Output an exact reproduction of the data.

========================================================================

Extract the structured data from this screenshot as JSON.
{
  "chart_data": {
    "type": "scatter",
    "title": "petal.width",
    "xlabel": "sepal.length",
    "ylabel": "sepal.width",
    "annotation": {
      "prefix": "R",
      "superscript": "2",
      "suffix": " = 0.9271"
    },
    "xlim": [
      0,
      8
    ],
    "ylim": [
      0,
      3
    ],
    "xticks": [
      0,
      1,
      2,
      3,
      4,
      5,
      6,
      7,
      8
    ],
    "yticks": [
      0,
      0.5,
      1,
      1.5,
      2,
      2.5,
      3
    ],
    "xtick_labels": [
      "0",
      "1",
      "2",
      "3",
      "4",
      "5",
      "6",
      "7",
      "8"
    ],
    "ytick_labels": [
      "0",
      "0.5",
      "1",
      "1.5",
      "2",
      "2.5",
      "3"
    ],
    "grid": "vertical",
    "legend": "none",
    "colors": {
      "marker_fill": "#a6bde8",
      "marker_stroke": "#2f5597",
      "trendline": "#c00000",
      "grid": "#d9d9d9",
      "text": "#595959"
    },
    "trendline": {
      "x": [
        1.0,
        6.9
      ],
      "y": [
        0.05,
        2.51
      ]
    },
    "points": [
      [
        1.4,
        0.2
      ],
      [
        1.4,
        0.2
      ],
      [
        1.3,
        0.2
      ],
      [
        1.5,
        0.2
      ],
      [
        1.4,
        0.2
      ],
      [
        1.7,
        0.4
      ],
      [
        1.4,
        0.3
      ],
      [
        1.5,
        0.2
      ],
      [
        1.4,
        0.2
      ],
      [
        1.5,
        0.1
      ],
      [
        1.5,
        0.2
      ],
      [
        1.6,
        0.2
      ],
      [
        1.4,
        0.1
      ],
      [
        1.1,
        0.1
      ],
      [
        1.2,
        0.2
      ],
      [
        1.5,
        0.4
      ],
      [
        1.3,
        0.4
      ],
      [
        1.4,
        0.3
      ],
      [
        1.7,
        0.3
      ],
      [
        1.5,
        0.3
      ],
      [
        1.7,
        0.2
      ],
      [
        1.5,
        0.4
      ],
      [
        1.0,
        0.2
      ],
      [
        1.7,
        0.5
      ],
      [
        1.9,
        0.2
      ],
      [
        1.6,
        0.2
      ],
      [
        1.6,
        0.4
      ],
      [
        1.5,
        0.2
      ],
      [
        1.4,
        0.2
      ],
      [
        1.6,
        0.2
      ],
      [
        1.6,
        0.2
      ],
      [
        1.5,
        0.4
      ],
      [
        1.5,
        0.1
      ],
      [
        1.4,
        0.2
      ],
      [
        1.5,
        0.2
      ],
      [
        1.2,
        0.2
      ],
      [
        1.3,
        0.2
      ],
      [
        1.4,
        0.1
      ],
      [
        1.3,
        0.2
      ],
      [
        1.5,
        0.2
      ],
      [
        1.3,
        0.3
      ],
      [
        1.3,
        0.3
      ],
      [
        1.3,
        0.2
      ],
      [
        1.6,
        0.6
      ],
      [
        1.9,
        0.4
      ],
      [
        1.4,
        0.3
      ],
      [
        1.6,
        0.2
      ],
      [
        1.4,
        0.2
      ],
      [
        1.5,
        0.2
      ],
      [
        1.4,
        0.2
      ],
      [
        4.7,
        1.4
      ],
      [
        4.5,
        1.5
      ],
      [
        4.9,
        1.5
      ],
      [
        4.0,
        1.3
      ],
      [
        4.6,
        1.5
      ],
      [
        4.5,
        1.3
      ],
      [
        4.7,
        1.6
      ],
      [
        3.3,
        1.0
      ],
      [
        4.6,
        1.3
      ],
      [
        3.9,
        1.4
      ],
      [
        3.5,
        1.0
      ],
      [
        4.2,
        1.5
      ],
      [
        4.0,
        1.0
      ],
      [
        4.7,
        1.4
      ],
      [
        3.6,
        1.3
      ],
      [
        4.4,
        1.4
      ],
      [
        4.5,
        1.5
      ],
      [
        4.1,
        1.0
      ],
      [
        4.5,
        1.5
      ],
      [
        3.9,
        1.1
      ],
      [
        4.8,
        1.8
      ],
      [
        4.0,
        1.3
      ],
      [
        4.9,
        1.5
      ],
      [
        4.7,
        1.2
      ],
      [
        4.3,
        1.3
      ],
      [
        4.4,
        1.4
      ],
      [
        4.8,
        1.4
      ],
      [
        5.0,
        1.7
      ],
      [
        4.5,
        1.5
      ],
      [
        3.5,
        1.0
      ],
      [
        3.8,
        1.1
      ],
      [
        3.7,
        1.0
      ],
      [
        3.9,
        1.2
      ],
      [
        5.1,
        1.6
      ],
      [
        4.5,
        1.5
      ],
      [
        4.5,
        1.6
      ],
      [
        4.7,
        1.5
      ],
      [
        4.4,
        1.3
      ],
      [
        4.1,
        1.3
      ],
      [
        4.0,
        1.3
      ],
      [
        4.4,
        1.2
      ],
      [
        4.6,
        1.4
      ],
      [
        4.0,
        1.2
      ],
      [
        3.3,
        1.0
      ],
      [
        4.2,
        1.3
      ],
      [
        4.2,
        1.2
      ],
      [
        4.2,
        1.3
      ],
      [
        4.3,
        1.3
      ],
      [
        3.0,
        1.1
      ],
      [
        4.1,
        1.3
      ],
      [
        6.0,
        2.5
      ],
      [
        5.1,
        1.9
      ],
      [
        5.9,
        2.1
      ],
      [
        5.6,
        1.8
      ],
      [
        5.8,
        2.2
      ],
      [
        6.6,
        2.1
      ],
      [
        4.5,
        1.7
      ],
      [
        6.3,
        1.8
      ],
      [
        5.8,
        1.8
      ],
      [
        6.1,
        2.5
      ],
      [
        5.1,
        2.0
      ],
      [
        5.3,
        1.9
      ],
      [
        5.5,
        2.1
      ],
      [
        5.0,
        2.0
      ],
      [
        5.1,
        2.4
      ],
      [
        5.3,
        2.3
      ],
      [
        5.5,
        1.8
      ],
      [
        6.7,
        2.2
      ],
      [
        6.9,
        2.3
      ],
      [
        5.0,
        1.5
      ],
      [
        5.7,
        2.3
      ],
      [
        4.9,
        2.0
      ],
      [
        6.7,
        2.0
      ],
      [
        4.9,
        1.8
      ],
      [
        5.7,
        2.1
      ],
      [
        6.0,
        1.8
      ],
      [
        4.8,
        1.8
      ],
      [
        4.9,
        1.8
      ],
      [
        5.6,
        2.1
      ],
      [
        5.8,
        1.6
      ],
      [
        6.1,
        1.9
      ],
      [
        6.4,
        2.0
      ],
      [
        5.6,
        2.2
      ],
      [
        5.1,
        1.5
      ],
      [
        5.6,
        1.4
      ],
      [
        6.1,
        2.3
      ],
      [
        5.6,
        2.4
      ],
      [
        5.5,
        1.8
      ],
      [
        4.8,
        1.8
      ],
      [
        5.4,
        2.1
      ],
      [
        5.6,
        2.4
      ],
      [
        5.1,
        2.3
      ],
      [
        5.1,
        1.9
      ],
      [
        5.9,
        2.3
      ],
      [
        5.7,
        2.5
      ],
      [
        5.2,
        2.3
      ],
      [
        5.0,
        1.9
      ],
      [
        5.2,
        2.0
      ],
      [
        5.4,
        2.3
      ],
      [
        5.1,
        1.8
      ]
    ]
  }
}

========================================================================

▶ **EXERCISE RESULT**:
Extract the structured data from this screenshot as JSON.
{
  "chart_data": {
    "type": "scatter",
    "title": "petal.width",
    "xlabel": "sepal.length",
    "ylabel": "sepal.width",
    "annotation": {
      "prefix": "R",
      "superscript": "2",
      "suffix": " = 0.9271"
    },
    "xlim": [
      0,
      8
    ],
    "ylim": [
      0,
      3
    ],
    "xticks": [
      0,
      1,
      2,
      3,
      4,
      5,
      6,
      7,
      8
    ],
    "yticks": [
      0,
      0.5,
      1,
      1.5,
      2,
      2.5,
      3
    ],
    "xtick_labels": [
      "0",
      "1",
      "2",
      "3",
      "4",
      "5",
      "6",
      "7",
      "8"
    ],
    "ytick_labels": [
      "0",
      "0.5",
      "1",
      "1.5",
      "2",
      "2.5",
      "3"
    ],
    "grid": "vertical",
    "legend": "none",
    "colors": {
      "marker_fill": "#a6bde8",
      "marker_stroke": "#2f5597",
      "trendline": "#c00000",
      "grid": "#d9d9d9",
      "text": "#595959"
    },
    "trendline": {
      "x": [
        1.0,
        6.9
      ],
      "y": [
        0.05,
        2.51
      ]
    },
    "points": [
      [
        1.4,
        0.2
      ],
      [
        1.4,
        0.2
      ],
      [
        1.3,
        0.2
      ],
      [
        1.5,
        0.2
      ],
      [
        1.4,
        0.2
      ],
      [
        1.7,
        0.4
      ],
      [
        1.4,
        0.3
      ],
      [
        1.5,
        0.2
      ],
      [
        1.4,
        0.2
      ],
      [
        1.5,
        0.1
      ],
      [
        1.5,
        0.2
      ],
      [
        1.6,
        0.2
      ],
      [
        1.4,
        0.1
      ],
      [
        1.1,
        0.1
      ],
      [
        1.2,
        0.2
      ],
      [
        1.5,
        0.4
      ],
      [
        1.3,
        0.4
      ],
      [
        1.4,
        0.3
      ],
      [
        1.7,
        0.3
      ],
      [
        1.5,
        0.3
      ],
      [
        1.7,
        0.2
      ],
      [
        1.5,
        0.4
      ],
      [
        1.0,
        0.2
      ],
      [
        1.7,
        0.5
      ],
      [
        1.9,
        0.2
      ],
      [
        1.6,
        0.2
      ],
      [
        1.6,
        0.4
      ],
      [
        1.5,
        0.2
      ],
      [
        1.4,
        0.2
      ],
      [
        1.6,
        0.2
      ],
      [
        1.6,
        0.2
      ],
      [
        1.5,
        0.4
      ],
      [
        1.5,
        0.1
      ],
      [
        1.4,
        0.2
      ],
      [
        1.5,
        0.2
      ],
      [
        1.2,
        0.2
      ],
      [
        1.3,
        0.2
      ],
      [
        1.4,
        0.1
      ],
      [
        1.3,
        0.2
      ],
      [
        1.5,
        0.2
      ],
      [
        1.3,
        0.3
      ],
      [
        1.3,
        0.3
      ],
      [
        1.3,
        0.2
      ],
      [
        1.6,
        0.6
      ],
      [
        1.9,
        0.4
      ],
      [
        1.4,
        0.3
      ],
      [
        1.6,
        0.2
      ],
      [
        1.4,
        0.2
      ],
      [
        1.5,
        0.2
      ],
      [
        1.4,
        0.2
      ],
      [
        4.7,
        1.4
      ],
      [
        4.5,
        1.5
      ],
      [
        4.9,
        1.5
      ],
      [
        4.0,
        1.3
      ],
      [
        4.6,
        1.5
      ],
      [
        4.5,
        1.3
      ],
      [
        4.7,
        1.6
      ],
      [
        3.3,
        1.0
      ],
      [
        4.6,
        1.3
      ],
      [
        3.9,
        1.4
      ],
      [
        3.5,
        1.0
      ],
      [
        4.2,
        1.5
      ],
      [
        4.0,
        1.0
      ],
      [
        4.7,
        1.4
      ],
      [
        3.6,
        1.3
      ],
      [
        4.4,
        1.4
      ],
      [
        4.5,
        1.5
      ],
      [
        4.1,
        1.0
      ],
      [
        4.5,
        1.5
      ],
      [
        3.9,
        1.1
      ],
      [
        4.8,
        1.8
      ],
      [
        4.0,
        1.3
      ],
      [
        4.9,
        1.5
      ],
      [
        4.7,
        1.2
      ],
      [
        4.3,
        1.3
      ],
      [
        4.4,
        1.4
      ],
      [
        4.8,
        1.4
      ],
      [
        5.0,
        1.7
      ],
      [
        4.5,
        1.5
      ],
      [
        3.5,
        1.0
      ],
      [
        3.8,
        1.1
      ],
      [
        3.7,
        1.0
      ],
      [
        3.9,
        1.2
      ],
      [
        5.1,
        1.6
      ],
      [
        4.5,
        1.5
      ],
      [
        4.5,
        1.6
      ],
      [
        4.7,
        1.5
      ],
      [
        4.4,
        1.3
      ],
      [
        4.1,
        1.3
      ],
      [
        4.0,
        1.3
      ],
      [
        4.4,
        1.2
      ],
      [
        4.6,
        1.4
      ],
      [
        4.0,
        1.2
      ],
      [
        3.3,
        1.0
      ],
      [
        4.2,
        1.3
      ],
      [
        4.2,
        1.2
      ],
      [
        4.2,
        1.3
      ],
      [
        4.3,
        1.3
      ],
      [
        3.0,
        1.1
      ],
      [
        4.1,
        1.3
      ],
      [
        6.0,
        2.5
      ],
      [
        5.1,
        1.9
      ],
      [
        5.9,
        2.1
      ],
      [
        5.6,
        1.8
      ],
      [
        5.8,
        2.2
      ],
      [
        6.6,
        2.1
      ],
      [
        4.5,
        1.7
      ],
      [
        6.3,
        1.8
      ],
      [
        5.8,
        1.8
      ],
      [
        6.1,
        2.5
      ],
      [
        5.1,
        2.0
      ],
      [
        5.3,
        1.9
      ],
      [
        5.5,
        2.1
      ],
      [
        5.0,
        2.0
      ],
      [
        5.1,
        2.4
      ],
      [
        5.3,
        2.3
      ],
      [
        5.5,
        1.8
      ],
      [
        6.7,
        2.2
      ],
      [
        6.9,
        2.3
      ],
      [
        5.0,
        1.5
      ],
      [
        5.7,
        2.3
      ],
      [
        4.9,
        2.0
      ],
      [
        6.7,
        2.0
      ],
      [
        4.9,
        1.8
      ],
      [
        5.7,
        2.1
      ],
      [
        6.0,
        1.8
      ],
      [
        4.8,
        1.8
      ],
      [
        4.9,
        1.8
      ],
      [
        5.6,
        2.1
      ],
      [
        5.8,
        1.6
      ],
      [
        6.1,
        1.9
      ],
      [
        6.4,
        2.0
      ],
      [
        5.6,
        2.2
      ],
      [
        5.1,
        1.5
      ],
      [
        5.6,
        1.4
      ],
      [
        6.1,
        2.3
      ],
      [
        5.6,
        2.4
      ],
      [
        5.5,
        1.8
      ],
      [
        4.8,
        1.8
      ],
      [
        5.4,
        2.1
      ],
      [
        5.6,
        2.4
      ],
      [
        5.1,
        2.3
      ],
      [
        5.1,
        1.9
      ],
      [
        5.9,
        2.3
      ],
      [
        5.7,
        2.5
      ],
      [
        5.2,
        2.3
      ],
      [
        5.0,
        1.9
      ],
      [
        5.2,
        2.0
      ],
      [
        5.4,
        2.3
      ],
      [
        5.1,
        1.8
      ]
    ]
  }
}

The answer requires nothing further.